------ Input data

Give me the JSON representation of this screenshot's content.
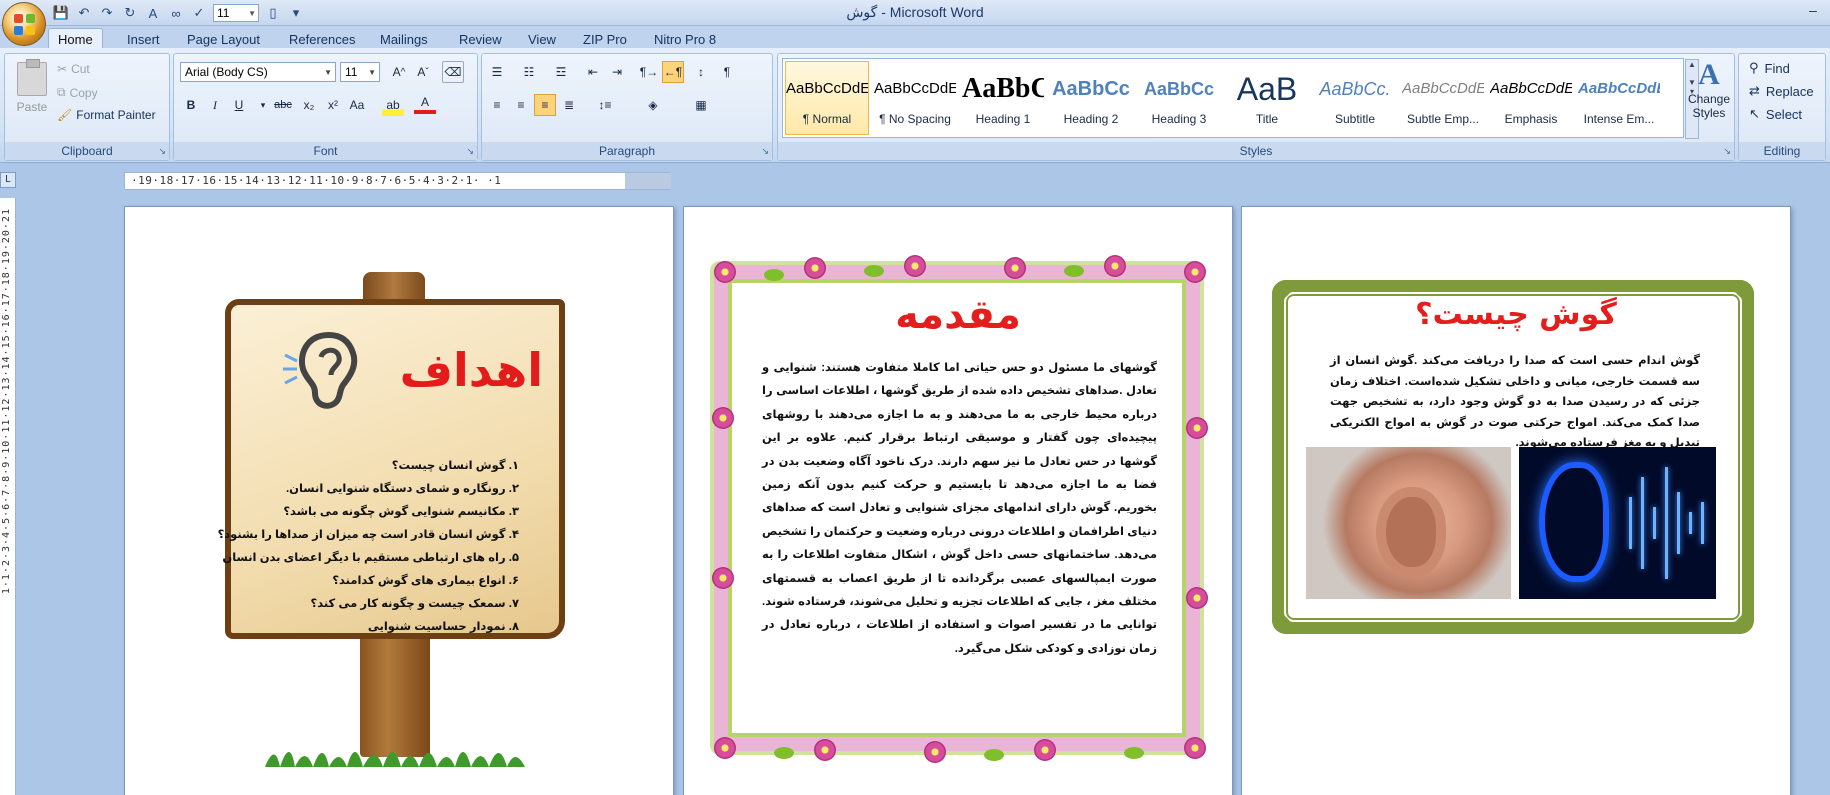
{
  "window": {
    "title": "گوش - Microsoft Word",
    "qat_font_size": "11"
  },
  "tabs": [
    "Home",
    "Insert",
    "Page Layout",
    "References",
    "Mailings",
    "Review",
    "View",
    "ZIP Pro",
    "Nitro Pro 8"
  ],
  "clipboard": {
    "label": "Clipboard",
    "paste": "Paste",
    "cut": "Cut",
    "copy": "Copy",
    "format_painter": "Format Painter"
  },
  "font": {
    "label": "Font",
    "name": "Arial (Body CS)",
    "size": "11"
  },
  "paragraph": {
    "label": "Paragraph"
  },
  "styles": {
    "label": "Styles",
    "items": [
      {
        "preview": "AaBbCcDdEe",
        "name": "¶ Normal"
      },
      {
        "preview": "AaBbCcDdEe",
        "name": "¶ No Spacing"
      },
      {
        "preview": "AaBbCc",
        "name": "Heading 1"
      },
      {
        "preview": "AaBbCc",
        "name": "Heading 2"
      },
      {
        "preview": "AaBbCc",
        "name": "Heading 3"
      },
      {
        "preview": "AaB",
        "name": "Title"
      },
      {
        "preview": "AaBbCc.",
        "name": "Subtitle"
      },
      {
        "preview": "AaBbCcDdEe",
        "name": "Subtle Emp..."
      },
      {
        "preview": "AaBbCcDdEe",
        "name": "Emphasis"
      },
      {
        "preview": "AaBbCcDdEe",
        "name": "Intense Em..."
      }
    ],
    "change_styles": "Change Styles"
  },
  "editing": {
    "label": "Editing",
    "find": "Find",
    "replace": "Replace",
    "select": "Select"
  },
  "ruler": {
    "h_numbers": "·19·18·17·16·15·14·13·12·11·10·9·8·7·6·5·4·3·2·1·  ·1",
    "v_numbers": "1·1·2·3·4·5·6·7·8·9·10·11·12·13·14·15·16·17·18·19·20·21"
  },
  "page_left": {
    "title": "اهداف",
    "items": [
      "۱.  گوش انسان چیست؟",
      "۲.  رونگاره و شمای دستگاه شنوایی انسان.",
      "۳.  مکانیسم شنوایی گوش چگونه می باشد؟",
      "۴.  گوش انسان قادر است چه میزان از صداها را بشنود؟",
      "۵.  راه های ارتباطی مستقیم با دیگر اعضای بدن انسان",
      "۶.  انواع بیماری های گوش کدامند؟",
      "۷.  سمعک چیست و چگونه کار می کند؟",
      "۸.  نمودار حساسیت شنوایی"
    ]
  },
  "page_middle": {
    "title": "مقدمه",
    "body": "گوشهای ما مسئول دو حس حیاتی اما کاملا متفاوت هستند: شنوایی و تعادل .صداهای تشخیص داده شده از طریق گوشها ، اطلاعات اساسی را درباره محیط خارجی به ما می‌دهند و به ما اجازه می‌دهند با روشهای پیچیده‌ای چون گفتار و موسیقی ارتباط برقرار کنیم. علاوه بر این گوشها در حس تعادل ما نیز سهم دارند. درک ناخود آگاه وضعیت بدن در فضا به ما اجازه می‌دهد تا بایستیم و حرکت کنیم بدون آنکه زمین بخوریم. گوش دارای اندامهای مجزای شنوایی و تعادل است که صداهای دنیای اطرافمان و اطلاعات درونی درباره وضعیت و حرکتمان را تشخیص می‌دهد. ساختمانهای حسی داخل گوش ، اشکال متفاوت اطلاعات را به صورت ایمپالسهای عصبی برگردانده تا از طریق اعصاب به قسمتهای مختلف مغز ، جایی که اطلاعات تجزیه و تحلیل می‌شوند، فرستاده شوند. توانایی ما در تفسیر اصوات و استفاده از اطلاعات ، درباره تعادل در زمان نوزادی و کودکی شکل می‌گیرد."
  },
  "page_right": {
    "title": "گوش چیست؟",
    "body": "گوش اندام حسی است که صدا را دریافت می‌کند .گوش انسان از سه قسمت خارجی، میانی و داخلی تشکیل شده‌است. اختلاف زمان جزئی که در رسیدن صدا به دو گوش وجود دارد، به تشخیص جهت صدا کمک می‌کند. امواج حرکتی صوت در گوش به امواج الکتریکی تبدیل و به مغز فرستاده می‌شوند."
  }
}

------------

What the task requires: Extract each line from the entries above that contains the string "زمان".

Final answer:
    "body": "گوشهای ما مسئول دو حس حیاتی اما کاملا متفاوت هستند: شنوایی و تعادل .صداهای تشخیص داده شده از طریق گوشها ، اطلاعات اساسی را درباره محیط خارجی به ما می‌دهند و به ما اجازه می‌دهند با روشهای پیچیده‌ای چون گفتار و موسیقی ارتباط برقرار کنیم. علاوه بر این گوشها در حس تعادل ما نیز سهم دارند. درک ناخود آگاه وضعیت بدن در فضا به ما اجازه می‌دهد تا بایستیم و حرکت کنیم بدون آنکه زمین بخوریم. گوش دارای اندامهای مجزای شنوایی و تعادل است که صداهای دنیای اطرافمان و اطلاعات درونی درباره وضعیت و حرکتمان را تشخیص می‌دهد. ساختمانهای حسی داخل گوش ، اشکال متفاوت اطلاعات را به صورت ایمپالسهای عصبی برگردانده تا از طریق اعصاب به قسمتهای مختلف مغز ، جایی که اطلاعات تجزیه و تحلیل می‌شوند، فرستاده شوند. توانایی ما در تفسیر اصوات و استفاده از اطلاعات ، درباره تعادل در زمان نوزادی و کودکی شکل می‌گیرد."
    "body": "گوش اندام حسی است که صدا را دریافت می‌کند .گوش انسان از سه قسمت خارجی، میانی و داخلی تشکیل شده‌است. اختلاف زمان جزئی که در رسیدن صدا به دو گوش وجود دارد، به تشخیص جهت صدا کمک می‌کند. امواج حرکتی صوت در گوش به امواج الکتریکی تبدیل و به مغز فرستاده می‌شوند."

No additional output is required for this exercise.